> 記述課題 1
一覧の先頭行から「x-tick-label: 0.9 bbox=[975, 431, 987, 440]」を含む行までを、両端の行も含めて一字も変えずに出力せよ。
> 記述課題 2
オイル・ショックとトヨタ生産方式を語る文章の続きを、その最後の文の後から書き継げ。

品質不正18社の調査報告書に書かれている要因、原因について
の話はまだ半分ですが、真逆の明るい話?をしたいと思います。
Vol.399からの続きの「トヨタ物語」です。下記の話は1970年
代に私が聞いた大野耐一氏(当時副社長)の講演記録からです。

■■ オイル・ショックで目が覚めた ■■
1973年秋のオイル・ショックをきっかけとして、世間はトヨタ
生産方式に強い関心をもち始めたようである。なにしろ、オイル・
ショックの影響は政府、企業、個人生活いずれに対しても大きか
った。翌年の日本経済はゼロ成長に落ち込み、産業界全体が、一
時は、恐怖のどん底に沈んだ感があった。

> 記録の抜粋

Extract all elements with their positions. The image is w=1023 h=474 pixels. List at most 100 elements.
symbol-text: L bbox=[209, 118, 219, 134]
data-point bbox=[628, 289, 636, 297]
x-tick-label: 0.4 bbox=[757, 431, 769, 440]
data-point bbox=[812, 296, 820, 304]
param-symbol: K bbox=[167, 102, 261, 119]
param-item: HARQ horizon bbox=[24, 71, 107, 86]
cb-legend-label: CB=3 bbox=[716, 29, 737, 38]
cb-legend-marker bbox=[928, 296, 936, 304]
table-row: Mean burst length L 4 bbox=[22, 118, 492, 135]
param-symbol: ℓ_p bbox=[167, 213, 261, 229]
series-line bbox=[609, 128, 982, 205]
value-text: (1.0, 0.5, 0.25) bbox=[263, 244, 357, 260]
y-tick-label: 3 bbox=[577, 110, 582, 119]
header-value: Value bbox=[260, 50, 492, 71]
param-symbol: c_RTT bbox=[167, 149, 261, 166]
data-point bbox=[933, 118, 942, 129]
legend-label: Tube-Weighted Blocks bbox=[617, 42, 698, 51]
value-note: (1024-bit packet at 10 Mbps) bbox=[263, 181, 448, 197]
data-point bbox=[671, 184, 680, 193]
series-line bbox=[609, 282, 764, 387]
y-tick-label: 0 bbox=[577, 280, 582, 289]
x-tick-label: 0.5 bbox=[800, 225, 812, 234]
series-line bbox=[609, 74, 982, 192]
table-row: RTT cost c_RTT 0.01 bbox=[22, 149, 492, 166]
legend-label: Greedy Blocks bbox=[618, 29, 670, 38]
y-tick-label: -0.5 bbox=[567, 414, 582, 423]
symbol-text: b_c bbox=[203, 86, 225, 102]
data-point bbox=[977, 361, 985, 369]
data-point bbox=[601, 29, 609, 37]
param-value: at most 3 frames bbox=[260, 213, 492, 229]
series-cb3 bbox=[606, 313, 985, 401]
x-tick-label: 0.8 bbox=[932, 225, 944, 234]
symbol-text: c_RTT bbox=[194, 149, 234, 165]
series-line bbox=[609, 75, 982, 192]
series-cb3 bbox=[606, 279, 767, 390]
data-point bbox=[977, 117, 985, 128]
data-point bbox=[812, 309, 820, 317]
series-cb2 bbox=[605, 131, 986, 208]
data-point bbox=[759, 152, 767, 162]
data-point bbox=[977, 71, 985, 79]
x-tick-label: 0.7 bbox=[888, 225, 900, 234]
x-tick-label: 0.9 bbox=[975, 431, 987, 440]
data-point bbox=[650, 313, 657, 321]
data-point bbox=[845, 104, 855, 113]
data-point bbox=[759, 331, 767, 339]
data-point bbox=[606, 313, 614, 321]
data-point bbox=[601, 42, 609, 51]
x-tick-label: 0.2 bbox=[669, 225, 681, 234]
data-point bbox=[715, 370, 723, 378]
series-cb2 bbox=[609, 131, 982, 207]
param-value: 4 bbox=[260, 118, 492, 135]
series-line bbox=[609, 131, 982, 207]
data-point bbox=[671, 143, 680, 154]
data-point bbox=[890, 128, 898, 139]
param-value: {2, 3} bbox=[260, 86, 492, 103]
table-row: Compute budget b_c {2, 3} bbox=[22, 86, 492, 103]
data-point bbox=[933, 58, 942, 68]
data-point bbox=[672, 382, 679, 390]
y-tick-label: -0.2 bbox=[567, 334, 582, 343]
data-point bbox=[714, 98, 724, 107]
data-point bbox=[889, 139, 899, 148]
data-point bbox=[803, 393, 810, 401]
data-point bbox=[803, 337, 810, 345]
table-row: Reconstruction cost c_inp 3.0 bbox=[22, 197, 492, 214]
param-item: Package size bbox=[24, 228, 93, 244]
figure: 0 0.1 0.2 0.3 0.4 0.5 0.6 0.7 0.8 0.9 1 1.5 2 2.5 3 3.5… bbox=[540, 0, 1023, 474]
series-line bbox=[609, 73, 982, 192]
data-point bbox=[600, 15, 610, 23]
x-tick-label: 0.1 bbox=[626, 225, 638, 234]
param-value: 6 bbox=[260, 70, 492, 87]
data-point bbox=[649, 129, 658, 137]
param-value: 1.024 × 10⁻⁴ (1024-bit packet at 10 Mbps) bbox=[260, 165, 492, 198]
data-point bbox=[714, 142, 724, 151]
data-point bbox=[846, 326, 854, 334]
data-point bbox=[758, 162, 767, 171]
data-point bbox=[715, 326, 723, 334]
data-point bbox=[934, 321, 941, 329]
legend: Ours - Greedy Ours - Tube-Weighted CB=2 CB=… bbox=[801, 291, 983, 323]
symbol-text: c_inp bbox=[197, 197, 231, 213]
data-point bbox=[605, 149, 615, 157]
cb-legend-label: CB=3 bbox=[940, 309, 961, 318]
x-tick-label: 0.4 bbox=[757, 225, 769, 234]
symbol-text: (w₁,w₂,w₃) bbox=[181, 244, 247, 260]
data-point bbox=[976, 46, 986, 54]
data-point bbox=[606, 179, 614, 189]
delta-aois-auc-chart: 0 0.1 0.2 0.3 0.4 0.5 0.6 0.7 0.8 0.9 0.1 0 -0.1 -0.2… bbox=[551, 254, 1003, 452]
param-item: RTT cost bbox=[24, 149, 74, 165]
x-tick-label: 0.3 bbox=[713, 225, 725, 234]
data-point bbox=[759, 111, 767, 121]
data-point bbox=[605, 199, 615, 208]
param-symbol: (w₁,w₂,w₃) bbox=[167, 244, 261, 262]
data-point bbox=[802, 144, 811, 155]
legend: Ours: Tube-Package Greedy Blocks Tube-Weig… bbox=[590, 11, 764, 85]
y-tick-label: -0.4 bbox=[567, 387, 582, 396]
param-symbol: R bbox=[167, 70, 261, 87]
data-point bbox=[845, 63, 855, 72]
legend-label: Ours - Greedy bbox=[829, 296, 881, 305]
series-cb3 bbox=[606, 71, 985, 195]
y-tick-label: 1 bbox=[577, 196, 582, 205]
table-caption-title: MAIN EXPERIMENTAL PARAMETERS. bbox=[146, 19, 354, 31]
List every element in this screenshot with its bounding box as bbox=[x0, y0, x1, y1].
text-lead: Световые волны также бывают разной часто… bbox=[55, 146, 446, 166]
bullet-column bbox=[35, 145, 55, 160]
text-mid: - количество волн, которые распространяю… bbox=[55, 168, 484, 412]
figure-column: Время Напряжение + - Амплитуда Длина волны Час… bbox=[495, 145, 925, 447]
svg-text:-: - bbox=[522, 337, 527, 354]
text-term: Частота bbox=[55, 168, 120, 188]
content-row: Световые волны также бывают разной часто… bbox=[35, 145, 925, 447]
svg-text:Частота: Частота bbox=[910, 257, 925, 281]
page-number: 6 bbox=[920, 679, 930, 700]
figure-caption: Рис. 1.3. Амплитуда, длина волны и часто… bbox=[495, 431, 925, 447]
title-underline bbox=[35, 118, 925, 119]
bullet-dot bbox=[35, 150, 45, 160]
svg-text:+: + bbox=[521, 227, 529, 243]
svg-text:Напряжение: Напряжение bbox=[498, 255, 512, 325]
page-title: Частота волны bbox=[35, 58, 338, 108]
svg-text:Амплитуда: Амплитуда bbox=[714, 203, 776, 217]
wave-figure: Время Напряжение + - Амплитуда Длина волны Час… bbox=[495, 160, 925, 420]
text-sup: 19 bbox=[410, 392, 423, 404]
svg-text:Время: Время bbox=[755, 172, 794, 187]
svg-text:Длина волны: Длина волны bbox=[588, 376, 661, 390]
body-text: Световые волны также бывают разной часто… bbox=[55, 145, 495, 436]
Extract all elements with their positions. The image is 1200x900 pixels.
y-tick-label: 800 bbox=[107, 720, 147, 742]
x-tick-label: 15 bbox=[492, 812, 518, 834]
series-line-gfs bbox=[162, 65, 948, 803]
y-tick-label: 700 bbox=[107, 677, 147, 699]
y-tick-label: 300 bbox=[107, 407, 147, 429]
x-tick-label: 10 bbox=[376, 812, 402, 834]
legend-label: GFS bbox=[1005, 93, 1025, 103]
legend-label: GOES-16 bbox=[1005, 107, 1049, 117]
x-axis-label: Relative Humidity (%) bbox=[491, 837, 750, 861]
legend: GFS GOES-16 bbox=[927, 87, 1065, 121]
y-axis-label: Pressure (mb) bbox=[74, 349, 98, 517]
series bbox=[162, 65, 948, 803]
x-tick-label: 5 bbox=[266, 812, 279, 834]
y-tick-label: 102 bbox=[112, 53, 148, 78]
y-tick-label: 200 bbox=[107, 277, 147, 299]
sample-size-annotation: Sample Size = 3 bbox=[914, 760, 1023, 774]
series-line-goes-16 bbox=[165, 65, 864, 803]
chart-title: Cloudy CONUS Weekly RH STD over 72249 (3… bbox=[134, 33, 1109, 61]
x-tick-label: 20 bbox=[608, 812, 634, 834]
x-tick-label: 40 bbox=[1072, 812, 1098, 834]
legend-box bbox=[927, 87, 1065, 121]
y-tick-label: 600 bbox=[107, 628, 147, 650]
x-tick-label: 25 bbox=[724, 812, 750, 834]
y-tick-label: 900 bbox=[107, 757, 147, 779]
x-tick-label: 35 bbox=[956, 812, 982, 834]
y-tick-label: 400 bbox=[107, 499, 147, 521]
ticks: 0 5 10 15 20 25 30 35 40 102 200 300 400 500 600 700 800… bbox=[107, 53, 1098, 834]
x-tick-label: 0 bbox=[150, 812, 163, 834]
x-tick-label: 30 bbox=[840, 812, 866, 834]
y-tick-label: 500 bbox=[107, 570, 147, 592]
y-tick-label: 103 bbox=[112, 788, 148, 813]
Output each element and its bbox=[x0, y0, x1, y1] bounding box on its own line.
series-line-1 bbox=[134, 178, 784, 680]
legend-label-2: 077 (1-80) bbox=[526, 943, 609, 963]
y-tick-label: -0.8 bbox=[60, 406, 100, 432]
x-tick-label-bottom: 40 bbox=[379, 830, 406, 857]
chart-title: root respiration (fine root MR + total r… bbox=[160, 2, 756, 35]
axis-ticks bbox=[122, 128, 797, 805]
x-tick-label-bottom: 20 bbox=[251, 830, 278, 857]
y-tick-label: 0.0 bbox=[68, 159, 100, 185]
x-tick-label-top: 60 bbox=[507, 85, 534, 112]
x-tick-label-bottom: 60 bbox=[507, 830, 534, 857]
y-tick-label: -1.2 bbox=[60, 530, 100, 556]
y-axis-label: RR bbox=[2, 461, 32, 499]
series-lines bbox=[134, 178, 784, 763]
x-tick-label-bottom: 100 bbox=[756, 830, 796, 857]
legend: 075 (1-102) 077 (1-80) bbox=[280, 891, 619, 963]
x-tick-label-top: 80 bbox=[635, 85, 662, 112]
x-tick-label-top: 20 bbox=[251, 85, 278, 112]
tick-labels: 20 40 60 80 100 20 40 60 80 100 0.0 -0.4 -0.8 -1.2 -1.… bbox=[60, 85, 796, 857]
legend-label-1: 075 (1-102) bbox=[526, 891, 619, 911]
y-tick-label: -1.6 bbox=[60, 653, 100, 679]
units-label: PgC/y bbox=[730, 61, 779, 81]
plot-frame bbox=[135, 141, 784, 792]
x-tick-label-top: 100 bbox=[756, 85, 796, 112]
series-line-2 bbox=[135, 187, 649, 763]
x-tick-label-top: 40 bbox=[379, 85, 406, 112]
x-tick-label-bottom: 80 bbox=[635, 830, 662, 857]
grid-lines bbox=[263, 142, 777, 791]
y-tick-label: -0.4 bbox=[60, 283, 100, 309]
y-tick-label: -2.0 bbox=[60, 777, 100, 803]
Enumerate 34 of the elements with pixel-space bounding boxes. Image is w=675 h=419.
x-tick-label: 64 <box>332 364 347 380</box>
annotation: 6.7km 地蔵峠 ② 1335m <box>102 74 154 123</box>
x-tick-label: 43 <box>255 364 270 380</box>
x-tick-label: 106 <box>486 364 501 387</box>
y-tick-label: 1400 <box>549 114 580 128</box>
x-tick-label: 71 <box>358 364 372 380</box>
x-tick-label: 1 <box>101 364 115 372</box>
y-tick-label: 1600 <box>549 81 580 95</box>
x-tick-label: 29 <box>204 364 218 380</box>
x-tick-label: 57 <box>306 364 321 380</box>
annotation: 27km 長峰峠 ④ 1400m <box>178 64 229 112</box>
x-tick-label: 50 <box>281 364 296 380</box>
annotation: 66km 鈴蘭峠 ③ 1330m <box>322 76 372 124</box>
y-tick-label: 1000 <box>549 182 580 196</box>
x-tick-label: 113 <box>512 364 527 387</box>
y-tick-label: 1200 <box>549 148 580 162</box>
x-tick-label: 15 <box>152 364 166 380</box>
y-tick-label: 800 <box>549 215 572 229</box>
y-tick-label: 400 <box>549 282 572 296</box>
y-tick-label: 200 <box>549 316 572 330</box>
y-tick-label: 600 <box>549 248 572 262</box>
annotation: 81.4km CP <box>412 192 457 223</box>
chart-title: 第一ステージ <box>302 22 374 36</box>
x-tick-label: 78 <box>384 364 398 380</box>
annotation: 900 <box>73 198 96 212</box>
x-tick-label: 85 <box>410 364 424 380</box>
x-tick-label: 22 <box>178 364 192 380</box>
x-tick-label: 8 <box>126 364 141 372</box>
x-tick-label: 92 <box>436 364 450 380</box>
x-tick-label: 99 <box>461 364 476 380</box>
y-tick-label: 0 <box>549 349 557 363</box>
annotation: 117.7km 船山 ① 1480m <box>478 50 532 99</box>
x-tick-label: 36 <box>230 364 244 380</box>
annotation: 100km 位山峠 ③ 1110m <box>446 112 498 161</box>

> 出力結果 1
Extract all elements with their positions. The image is w=1023 h=474 pixels. List at most 100 elements.
symbol-text: L bbox=[209, 118, 219, 134]
data-point bbox=[628, 289, 636, 297]
x-tick-label: 0.4 bbox=[757, 431, 769, 440]
data-point bbox=[812, 296, 820, 304]
param-symbol: K bbox=[167, 102, 261, 119]
param-item: HARQ horizon bbox=[24, 71, 107, 86]
cb-legend-label: CB=3 bbox=[716, 29, 737, 38]
cb-legend-marker bbox=[928, 296, 936, 304]
table-row: Mean burst length L 4 bbox=[22, 118, 492, 135]
param-symbol: ℓ_p bbox=[167, 213, 261, 229]
series-line bbox=[609, 128, 982, 205]
value-text: (1.0, 0.5, 0.25) bbox=[263, 244, 357, 260]
y-tick-label: 3 bbox=[577, 110, 582, 119]
header-value: Value bbox=[260, 50, 492, 71]
param-symbol: c_RTT bbox=[167, 149, 261, 166]
data-point bbox=[933, 118, 942, 129]
legend-label: Tube-Weighted Blocks bbox=[617, 42, 698, 51]
value-note: (1024-bit packet at 10 Mbps) bbox=[263, 181, 448, 197]
data-point bbox=[671, 184, 680, 193]
series-line bbox=[609, 282, 764, 387]
y-tick-label: 0 bbox=[577, 280, 582, 289]
x-tick-label: 0.5 bbox=[800, 225, 812, 234]
series-line bbox=[609, 74, 982, 192]
table-row: RTT cost c_RTT 0.01 bbox=[22, 149, 492, 166]
legend-label: Greedy Blocks bbox=[618, 29, 670, 38]
y-tick-label: -0.5 bbox=[567, 414, 582, 423]
symbol-text: b_c bbox=[203, 86, 225, 102]
data-point bbox=[977, 361, 985, 369]
data-point bbox=[601, 29, 609, 37]
param-value: at most 3 frames bbox=[260, 213, 492, 229]
series-cb3 bbox=[606, 313, 985, 401]
x-tick-label: 0.8 bbox=[932, 225, 944, 234]
symbol-text: c_RTT bbox=[194, 149, 234, 165]
series-line bbox=[609, 75, 982, 192]
series-cb3 bbox=[606, 279, 767, 390]
data-point bbox=[977, 117, 985, 128]
data-point bbox=[812, 309, 820, 317]
series-cb2 bbox=[605, 131, 986, 208]
data-point bbox=[759, 152, 767, 162]
data-point bbox=[977, 71, 985, 79]
x-tick-label: 0.7 bbox=[888, 225, 900, 234]
x-tick-label: 0.9 bbox=[975, 431, 987, 440]

> 出力結果 2
不況のために、多くのほうぼうの 会社が非常に苦しんでいたとき
に、トヨタは減益になったものの他社よりも多くの利益を確保で
きたので、世間で注目されるようになった。トヨタという企業は
ショックに強いつくり方をしていると……。
私はオイル・ショックのずっと以前から、トヨタ式の製造技術、
トヨタ生産方式とは何かについて、会う人ごとに話してきたつも
りだったが、その当時はあまり興味をもってもらえなかった。
オイル・ショック以後、1975年、1976年、1977年と時間の経過
とともにトヨタの利益が上がり、他社との格差が大きくなるにつ
れて、トヨタ生産方式が注目され出した。

■■ 生産方式はアメリカ式でよかった? ■■
日本が1973年まで持続してきた高度経済成長時代には、企業の
生産方式はアメリカ式でよかった。ところが、高度成長がとまり、
成長率が低くなってくると、アメリカ式の計画的な量産方式では
やっていけなくなる。日本の工業は、たとえば設備であろうが工
場レイアウトであろうが、みんなアメリカをまねてやってきた。
たまたま2桁の成長率があった時分は、計画的量産方式にのって
非常によかった。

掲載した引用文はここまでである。